▶ _EXERCISE INSTRUCTIONS_: From the entries that follow, pick out all lines holding "équipe".

▶ _INPUT_:

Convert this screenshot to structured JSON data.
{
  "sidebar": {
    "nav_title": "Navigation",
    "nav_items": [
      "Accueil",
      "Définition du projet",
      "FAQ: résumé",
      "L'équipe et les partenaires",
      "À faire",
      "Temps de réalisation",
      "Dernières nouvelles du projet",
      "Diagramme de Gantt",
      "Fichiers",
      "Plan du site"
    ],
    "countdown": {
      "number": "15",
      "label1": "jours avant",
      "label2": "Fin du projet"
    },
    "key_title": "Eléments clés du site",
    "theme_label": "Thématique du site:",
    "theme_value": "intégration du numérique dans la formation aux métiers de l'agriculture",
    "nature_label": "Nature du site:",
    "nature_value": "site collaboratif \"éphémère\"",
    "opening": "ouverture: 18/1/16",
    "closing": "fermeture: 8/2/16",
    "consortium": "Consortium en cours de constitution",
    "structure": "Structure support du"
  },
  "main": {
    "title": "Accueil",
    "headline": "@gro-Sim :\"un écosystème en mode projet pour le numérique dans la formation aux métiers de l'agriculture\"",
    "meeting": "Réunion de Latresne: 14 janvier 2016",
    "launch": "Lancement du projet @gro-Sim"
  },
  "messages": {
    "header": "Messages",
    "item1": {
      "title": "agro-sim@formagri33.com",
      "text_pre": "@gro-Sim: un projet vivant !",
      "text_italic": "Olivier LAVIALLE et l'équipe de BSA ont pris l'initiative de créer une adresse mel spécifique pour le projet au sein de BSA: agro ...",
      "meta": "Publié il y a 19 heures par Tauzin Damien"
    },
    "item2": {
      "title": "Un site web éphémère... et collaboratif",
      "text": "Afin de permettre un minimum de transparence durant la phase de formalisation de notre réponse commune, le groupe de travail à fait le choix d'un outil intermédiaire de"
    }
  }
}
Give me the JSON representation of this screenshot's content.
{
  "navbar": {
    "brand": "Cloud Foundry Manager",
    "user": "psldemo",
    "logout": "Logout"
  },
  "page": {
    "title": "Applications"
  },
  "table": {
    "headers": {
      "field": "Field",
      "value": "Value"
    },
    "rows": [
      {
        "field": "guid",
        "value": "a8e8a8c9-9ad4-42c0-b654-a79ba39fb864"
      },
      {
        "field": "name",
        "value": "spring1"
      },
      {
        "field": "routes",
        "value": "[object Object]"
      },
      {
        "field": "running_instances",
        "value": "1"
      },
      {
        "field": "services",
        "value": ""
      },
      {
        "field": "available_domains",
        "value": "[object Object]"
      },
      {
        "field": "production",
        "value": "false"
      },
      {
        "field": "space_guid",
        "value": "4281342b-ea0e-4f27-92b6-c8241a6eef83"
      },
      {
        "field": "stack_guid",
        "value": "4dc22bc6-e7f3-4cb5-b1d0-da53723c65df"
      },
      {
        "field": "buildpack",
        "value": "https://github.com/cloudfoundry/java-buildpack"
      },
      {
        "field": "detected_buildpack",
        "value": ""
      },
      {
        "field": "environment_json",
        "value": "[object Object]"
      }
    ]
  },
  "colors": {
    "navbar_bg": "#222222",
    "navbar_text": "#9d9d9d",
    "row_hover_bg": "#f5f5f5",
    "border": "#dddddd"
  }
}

▶ _ANSWER BELOW_:
      "L'équipe et les partenaires",
      "text_italic": "Olivier LAVIALLE et l'équipe de BSA ont pris l'initiative de créer une adresse mel spécifique pour le projet au sein de BSA: agro ...",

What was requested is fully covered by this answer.